> **Exercise requirements**
Here are some records. Copy each one exactly.

> **Rows**
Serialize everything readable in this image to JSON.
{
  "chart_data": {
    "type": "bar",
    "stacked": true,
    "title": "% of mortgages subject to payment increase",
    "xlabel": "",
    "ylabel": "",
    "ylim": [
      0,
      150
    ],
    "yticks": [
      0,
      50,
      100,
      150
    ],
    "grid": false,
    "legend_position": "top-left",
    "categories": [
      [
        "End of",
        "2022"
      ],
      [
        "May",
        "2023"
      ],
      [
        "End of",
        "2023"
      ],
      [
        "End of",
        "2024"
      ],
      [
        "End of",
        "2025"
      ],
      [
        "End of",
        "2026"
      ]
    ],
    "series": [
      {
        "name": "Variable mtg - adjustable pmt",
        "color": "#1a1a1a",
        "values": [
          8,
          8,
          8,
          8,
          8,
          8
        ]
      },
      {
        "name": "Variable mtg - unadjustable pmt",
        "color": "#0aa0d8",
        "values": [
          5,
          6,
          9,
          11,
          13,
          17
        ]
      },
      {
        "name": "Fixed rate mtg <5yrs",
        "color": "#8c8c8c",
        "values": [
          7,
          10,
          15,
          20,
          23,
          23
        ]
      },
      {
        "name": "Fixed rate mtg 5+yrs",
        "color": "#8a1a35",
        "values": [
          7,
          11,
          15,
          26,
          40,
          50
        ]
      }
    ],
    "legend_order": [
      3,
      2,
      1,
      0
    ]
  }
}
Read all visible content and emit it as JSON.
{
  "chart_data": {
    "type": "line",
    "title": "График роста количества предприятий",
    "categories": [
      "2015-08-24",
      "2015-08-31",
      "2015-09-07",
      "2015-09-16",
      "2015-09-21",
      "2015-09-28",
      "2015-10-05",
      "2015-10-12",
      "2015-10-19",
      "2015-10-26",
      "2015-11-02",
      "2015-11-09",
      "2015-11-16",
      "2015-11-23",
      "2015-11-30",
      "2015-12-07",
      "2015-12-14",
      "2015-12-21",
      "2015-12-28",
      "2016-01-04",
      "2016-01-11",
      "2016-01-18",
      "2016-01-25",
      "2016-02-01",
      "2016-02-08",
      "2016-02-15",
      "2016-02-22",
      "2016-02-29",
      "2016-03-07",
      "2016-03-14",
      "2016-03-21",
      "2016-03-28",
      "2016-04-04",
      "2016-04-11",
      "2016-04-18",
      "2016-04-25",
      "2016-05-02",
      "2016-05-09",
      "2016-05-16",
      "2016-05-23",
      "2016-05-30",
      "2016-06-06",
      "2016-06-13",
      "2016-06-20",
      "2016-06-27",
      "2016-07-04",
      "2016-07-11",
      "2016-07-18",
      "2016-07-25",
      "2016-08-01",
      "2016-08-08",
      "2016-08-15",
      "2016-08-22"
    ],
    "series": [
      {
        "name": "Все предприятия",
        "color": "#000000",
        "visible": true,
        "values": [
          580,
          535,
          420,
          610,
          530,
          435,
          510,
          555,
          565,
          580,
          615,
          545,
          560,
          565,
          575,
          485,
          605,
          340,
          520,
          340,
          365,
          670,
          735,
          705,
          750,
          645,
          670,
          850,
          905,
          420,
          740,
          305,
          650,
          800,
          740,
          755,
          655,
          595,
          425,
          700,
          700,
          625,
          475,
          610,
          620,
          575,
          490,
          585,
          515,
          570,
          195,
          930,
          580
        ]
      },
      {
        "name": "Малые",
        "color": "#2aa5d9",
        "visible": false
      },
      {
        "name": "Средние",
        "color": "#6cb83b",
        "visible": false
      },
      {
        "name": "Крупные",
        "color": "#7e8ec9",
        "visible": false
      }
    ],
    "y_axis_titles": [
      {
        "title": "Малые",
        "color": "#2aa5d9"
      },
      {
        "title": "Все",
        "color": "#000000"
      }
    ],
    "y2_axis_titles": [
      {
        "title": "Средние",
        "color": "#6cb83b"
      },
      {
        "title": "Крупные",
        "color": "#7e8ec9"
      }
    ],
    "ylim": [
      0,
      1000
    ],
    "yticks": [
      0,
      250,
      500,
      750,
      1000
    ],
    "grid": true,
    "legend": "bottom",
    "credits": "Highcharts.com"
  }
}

> **The response**
Serialize everything readable in this image to JSON.
{
  "chart_data": {
    "type": "bar",
    "stacked": true,
    "title": "% of mortgages subject to payment increase",
    "xlabel": "",
    "ylabel": "",
    "ylim": [
      0,
      150
    ],
    "yticks": [
      0,
      50,
      100,
      150
    ],
    "grid": false,
    "legend_position": "top-left",
    "categories": [
      [
        "End of",
        "2022"
      ],
      [
        "May",
        "2023"
      ],
      [
        "End of",
        "2023"
      ],
      [
        "End of",
        "2024"
      ],
      [
        "End of",
        "2025"
      ],
      [
        "End of",
        "2026"
      ]
    ],
    "series": [
      {
        "name": "Variable mtg - adjustable pmt",
        "color": "#1a1a1a",
        "values": [
          8,
          8,
          8,
          8,
          8,
          8
        ]
      },
      {
        "name": "Variable mtg - unadjustable pmt",
        "color": "#0aa0d8",
        "values": [
          5,
          6,
          9,
          11,
          13,
          17
        ]
      },
      {
        "name": "Fixed rate mtg <5yrs",
        "color": "#8c8c8c",
        "values": [
          7,
          10,
          15,
          20,
          23,
          23
        ]
      },
      {
        "name": "Fixed rate mtg 5+yrs",
        "color": "#8a1a35",
        "values": [
          7,
          11,
          15,
          26,
          40,
          50
        ]
      }
    ],
    "legend_order": [
      3,
      2,
      1,
      0
    ]
  }
}
Read all visible content and emit it as JSON.
{
  "chart_data": {
    "type": "line",
    "title": "График роста количества предприятий",
    "categories": [
      "2015-08-24",
      "2015-08-31",
      "2015-09-07",
      "2015-09-16",
      "2015-09-21",
      "2015-09-28",
      "2015-10-05",
      "2015-10-12",
      "2015-10-19",
      "2015-10-26",
      "2015-11-02",
      "2015-11-09",
      "2015-11-16",
      "2015-11-23",
      "2015-11-30",
      "2015-12-07",
      "2015-12-14",
      "2015-12-21",
      "2015-12-28",
      "2016-01-04",
      "2016-01-11",
      "2016-01-18",
      "2016-01-25",
      "2016-02-01",
      "2016-02-08",
      "2016-02-15",
      "2016-02-22",
      "2016-02-29",
      "2016-03-07",
      "2016-03-14",
      "2016-03-21",
      "2016-03-28",
      "2016-04-04",
      "2016-04-11",
      "2016-04-18",
      "2016-04-25",
      "2016-05-02",
      "2016-05-09",
      "2016-05-16",
      "2016-05-23",
      "2016-05-30",
      "2016-06-06",
      "2016-06-13",
      "2016-06-20",
      "2016-06-27",
      "2016-07-04",
      "2016-07-11",
      "2016-07-18",
      "2016-07-25",
      "2016-08-01",
      "2016-08-08",
      "2016-08-15",
      "2016-08-22"
    ],
    "series": [
      {
        "name": "Все предприятия",
        "color": "#000000",
        "visible": true,
        "values": [
          580,
          535,
          420,
          610,
          530,
          435,
          510,
          555,
          565,
          580,
          615,
          545,
          560,
          565,
          575,
          485,
          605,
          340,
          520,
          340,
          365,
          670,
          735,
          705,
          750,
          645,
          670,
          850,
          905,
          420,
          740,
          305,
          650,
          800,
          740,
          755,
          655,
          595,
          425,
          700,
          700,
          625,
          475,
          610,
          620,
          575,
          490,
          585,
          515,
          570,
          195,
          930,
          580
        ]
      },
      {
        "name": "Малые",
        "color": "#2aa5d9",
        "visible": false
      },
      {
        "name": "Средние",
        "color": "#6cb83b",
        "visible": false
      },
      {
        "name": "Крупные",
        "color": "#7e8ec9",
        "visible": false
      }
    ],
    "y_axis_titles": [
      {
        "title": "Малые",
        "color": "#2aa5d9"
      },
      {
        "title": "Все",
        "color": "#000000"
      }
    ],
    "y2_axis_titles": [
      {
        "title": "Средние",
        "color": "#6cb83b"
      },
      {
        "title": "Крупные",
        "color": "#7e8ec9"
      }
    ],
    "ylim": [
      0,
      1000
    ],
    "yticks": [
      0,
      250,
      500,
      750,
      1000
    ],
    "grid": true,
    "legend": "bottom",
    "credits": "Highcharts.com"
  }
}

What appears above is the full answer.